● **Dataset listings of figures**
• • • •

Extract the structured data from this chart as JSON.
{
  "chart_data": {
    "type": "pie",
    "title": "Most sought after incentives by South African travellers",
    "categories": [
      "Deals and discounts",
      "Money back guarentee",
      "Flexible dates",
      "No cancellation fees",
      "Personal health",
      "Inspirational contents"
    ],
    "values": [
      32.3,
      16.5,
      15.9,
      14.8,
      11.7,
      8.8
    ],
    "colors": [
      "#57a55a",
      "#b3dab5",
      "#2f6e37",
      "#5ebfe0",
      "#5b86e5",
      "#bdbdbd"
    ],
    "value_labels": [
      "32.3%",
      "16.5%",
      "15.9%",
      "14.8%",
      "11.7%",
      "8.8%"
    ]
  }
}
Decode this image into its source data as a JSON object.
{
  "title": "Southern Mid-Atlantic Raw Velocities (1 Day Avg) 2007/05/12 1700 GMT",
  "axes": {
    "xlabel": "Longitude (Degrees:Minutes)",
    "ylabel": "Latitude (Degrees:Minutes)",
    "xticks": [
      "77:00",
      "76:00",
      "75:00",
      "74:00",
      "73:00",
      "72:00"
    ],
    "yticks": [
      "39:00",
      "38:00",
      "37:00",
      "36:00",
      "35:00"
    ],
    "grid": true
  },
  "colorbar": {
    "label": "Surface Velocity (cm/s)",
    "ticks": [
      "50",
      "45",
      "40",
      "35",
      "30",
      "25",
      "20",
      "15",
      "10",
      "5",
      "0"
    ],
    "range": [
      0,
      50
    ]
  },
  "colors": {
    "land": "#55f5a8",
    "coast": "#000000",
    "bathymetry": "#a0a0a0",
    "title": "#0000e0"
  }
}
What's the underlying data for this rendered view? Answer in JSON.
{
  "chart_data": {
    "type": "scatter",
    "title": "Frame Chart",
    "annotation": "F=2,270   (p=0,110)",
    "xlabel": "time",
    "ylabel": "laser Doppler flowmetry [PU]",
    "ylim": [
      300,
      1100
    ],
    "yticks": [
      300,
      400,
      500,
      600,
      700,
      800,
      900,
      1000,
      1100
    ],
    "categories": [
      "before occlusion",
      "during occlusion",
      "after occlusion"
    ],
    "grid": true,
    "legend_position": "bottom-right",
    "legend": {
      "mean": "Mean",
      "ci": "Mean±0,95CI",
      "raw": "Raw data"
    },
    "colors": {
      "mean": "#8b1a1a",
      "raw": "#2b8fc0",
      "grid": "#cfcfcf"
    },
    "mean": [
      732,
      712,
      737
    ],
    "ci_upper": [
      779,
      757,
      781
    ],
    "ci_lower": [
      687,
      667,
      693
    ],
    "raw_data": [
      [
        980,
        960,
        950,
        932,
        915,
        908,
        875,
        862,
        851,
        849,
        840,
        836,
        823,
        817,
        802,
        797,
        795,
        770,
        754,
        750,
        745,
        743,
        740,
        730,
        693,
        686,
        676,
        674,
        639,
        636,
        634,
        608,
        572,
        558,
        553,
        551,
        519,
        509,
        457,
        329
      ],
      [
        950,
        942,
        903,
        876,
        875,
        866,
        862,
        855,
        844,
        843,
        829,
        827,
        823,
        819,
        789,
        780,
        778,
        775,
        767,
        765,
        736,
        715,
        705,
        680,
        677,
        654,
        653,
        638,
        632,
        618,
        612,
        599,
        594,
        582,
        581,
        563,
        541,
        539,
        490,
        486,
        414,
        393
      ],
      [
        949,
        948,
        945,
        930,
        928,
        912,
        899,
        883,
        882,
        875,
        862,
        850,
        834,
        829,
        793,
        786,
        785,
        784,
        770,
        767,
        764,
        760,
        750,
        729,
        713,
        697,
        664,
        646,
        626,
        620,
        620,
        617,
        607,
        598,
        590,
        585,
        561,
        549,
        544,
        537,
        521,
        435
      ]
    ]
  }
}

• • • •

● **WHAT THIS TASK INVOLVES**
Gather every line from the listing above in which "occlusion" appears, and copy those lines.

● **COMPLETED EXERCISE**
      "before occlusion",
      "during occlusion",
      "after occlusion"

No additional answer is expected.